(Job) From the listing below, select every line where the word "использоваться" appears.

(Extracted data entries)
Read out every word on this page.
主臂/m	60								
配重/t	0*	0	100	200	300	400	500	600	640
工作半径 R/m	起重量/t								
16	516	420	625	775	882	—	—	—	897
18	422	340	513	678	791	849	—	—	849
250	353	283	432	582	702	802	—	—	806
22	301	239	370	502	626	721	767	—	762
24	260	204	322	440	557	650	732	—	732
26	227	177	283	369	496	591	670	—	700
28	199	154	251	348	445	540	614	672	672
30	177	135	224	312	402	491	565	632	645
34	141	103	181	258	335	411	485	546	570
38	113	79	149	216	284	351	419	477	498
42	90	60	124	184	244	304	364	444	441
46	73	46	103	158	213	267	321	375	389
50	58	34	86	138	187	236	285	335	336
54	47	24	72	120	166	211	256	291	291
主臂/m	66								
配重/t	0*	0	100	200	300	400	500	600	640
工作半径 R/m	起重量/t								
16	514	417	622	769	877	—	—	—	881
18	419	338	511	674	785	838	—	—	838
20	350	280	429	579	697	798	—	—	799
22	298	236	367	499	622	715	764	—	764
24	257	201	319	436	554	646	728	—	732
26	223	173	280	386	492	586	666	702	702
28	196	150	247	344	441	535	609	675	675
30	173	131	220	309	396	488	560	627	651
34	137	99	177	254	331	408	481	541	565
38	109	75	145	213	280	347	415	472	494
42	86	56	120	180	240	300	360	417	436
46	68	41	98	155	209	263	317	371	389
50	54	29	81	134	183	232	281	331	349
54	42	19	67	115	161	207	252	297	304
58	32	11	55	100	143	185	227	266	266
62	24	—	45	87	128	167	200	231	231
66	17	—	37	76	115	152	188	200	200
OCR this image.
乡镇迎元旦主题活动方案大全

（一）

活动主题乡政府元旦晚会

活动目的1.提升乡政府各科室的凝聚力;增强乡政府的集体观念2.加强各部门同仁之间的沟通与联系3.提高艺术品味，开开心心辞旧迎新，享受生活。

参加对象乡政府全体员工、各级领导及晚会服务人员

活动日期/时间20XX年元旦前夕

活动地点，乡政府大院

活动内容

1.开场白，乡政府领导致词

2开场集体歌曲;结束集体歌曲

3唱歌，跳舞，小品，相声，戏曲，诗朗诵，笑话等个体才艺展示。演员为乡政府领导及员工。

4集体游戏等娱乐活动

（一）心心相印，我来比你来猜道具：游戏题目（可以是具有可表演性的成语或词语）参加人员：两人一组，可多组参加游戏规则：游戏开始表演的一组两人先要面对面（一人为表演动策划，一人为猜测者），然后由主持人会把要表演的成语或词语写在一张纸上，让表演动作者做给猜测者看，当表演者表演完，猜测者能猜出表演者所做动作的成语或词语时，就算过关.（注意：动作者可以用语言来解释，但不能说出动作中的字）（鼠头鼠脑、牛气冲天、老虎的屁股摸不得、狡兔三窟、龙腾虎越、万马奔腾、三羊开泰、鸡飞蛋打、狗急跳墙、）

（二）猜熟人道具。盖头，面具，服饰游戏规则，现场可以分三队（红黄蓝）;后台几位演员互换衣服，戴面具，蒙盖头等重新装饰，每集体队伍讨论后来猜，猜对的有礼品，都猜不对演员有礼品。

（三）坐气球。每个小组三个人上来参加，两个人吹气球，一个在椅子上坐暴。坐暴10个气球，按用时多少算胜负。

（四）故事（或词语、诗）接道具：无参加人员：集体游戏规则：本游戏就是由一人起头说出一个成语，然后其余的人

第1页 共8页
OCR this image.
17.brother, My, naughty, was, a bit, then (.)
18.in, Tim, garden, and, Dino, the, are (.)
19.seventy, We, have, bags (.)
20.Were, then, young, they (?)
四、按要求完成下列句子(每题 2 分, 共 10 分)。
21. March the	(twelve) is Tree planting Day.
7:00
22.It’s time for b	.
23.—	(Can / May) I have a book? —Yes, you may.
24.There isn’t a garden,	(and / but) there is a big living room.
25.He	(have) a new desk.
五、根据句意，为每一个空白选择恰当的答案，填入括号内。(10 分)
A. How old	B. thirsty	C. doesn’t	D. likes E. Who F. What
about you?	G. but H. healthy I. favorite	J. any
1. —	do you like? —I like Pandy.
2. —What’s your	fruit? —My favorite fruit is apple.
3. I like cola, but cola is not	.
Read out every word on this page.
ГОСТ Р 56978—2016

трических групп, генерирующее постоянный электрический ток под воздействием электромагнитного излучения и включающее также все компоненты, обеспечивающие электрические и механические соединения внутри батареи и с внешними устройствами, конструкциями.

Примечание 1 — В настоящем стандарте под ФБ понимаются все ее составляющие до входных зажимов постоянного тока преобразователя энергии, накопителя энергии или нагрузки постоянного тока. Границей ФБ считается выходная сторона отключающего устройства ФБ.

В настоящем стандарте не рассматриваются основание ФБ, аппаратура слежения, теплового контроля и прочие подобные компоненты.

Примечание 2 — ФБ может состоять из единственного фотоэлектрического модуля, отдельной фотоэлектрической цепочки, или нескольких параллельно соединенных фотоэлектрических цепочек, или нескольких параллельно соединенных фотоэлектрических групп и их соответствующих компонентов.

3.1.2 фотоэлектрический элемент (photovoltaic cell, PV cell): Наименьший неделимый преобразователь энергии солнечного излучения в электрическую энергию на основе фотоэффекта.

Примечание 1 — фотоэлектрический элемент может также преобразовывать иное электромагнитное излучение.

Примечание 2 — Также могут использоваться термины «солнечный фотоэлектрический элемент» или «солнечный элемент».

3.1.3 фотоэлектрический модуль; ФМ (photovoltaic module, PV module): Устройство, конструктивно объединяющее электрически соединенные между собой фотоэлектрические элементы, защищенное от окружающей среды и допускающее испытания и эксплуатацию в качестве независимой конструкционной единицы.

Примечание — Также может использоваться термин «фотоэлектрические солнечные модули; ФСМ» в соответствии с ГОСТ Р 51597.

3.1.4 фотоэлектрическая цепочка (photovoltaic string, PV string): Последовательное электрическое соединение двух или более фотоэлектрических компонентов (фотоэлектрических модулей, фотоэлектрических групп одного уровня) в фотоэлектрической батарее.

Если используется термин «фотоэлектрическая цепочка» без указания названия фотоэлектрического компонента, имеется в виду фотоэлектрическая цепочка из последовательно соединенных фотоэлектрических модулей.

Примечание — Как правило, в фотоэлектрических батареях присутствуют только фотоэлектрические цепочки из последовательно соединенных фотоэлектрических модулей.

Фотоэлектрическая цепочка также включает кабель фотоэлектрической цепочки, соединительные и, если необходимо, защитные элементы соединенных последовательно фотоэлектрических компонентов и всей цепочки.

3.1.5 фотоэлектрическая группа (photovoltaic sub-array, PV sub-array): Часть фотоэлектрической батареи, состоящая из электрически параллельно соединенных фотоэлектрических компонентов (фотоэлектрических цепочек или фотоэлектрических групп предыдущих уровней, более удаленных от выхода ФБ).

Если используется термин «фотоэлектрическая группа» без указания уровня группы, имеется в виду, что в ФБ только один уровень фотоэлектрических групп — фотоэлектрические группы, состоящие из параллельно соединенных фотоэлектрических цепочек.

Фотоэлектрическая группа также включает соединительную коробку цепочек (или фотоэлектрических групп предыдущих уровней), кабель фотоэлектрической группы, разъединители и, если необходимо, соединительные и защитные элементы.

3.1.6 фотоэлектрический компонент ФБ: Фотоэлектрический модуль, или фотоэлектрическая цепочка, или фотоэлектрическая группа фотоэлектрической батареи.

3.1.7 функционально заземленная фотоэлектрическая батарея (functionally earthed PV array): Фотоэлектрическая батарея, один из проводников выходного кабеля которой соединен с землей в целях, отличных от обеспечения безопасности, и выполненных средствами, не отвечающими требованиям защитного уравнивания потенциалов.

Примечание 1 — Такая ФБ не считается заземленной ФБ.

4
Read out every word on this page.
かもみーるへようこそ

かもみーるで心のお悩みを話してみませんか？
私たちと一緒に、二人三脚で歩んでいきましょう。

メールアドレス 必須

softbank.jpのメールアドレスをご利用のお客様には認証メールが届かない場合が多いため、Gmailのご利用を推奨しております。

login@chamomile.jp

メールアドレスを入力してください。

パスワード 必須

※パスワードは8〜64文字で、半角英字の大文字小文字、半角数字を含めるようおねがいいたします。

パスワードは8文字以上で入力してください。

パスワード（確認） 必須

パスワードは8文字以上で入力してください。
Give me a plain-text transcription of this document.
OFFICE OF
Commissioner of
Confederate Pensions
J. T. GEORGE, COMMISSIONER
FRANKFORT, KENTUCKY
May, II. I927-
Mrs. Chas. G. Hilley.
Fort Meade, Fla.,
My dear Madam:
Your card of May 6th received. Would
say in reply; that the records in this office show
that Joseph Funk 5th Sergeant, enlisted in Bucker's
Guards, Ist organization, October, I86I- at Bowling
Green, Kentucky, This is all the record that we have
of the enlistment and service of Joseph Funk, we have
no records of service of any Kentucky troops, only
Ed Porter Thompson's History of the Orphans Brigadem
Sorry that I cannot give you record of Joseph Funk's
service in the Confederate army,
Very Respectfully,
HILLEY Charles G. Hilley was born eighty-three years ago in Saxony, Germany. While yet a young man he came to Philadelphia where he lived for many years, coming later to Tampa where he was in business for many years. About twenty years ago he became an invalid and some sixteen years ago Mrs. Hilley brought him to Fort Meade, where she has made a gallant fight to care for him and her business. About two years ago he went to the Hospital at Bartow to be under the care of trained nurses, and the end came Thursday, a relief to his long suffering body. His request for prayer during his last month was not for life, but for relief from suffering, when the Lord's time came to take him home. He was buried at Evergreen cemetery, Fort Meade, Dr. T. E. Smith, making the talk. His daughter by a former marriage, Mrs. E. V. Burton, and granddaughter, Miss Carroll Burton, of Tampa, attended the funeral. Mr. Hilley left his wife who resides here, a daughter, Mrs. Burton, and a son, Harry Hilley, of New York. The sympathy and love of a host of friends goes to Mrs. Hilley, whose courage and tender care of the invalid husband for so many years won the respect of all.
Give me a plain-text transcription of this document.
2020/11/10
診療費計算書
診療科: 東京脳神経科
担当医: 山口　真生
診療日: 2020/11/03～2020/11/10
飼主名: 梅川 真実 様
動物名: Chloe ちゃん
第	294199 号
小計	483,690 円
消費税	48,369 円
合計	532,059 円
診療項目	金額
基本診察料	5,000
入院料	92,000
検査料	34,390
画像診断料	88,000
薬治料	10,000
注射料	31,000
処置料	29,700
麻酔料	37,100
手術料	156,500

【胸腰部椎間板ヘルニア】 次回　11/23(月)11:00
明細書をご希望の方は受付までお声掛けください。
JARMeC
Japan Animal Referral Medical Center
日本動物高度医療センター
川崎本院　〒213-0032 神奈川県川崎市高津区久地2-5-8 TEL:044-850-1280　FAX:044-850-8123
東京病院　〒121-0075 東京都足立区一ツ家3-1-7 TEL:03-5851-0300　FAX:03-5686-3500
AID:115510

(Solution to this task)
Примечание 2 — Также могут использоваться термины «солнечный фотоэлектрический элемент» или «солнечный элемент».
Примечание — Также может использоваться термин «фотоэлектрические солнечные модули; ФСМ» в соответствии с ГОСТ Р 51597.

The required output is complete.